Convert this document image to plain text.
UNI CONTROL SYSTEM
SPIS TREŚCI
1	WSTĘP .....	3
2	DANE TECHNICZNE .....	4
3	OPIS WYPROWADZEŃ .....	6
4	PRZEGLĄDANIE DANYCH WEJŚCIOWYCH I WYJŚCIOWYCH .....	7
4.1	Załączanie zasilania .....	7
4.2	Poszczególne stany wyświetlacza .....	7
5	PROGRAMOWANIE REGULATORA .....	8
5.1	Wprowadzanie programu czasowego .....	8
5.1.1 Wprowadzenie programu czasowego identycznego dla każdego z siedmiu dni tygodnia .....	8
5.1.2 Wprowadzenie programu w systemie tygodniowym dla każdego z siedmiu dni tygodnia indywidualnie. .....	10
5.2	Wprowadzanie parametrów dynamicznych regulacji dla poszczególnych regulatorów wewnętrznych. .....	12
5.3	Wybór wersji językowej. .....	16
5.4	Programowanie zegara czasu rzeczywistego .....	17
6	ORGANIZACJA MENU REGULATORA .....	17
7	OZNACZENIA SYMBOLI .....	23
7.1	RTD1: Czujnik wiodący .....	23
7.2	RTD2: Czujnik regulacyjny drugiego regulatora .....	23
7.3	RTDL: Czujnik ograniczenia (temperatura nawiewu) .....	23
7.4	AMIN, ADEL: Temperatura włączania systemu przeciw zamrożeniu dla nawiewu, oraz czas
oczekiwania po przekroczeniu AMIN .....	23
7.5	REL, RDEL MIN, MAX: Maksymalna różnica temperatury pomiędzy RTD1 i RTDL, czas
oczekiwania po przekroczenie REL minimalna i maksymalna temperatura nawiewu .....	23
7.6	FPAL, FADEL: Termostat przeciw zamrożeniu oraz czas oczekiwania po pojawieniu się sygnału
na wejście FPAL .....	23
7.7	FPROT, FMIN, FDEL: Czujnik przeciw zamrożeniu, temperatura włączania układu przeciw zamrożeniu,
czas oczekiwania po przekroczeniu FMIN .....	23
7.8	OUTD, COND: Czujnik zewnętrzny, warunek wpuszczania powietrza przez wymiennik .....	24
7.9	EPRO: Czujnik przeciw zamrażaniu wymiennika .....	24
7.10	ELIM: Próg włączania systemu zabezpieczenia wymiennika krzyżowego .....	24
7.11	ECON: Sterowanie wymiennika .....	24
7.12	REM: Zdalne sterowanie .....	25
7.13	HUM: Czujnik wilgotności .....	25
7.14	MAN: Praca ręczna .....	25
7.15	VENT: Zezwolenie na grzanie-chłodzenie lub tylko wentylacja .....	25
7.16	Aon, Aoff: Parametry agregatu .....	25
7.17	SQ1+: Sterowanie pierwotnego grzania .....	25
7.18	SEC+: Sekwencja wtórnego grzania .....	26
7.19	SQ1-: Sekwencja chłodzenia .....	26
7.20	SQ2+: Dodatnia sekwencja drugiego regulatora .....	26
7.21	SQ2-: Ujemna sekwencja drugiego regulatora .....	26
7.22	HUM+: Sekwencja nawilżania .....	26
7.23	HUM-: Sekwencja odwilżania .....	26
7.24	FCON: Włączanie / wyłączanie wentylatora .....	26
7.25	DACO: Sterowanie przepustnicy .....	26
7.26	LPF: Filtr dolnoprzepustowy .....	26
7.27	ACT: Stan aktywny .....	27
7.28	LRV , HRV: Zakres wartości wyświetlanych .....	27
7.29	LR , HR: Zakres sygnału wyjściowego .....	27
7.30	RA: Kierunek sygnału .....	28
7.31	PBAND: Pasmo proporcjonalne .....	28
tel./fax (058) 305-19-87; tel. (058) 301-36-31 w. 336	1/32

### [AIM]
Gather all lines from the listing above in which "oraz" occurs.

### [RESULT FOR THIS EXERCISE]
7.4	AMIN, ADEL: Temperatura włączania systemu przeciw zamrożeniu dla nawiewu, oraz czas
7.6	FPAL, FADEL: Termostat przeciw zamrożeniu oraz czas oczekiwania po pojawieniu się sygnału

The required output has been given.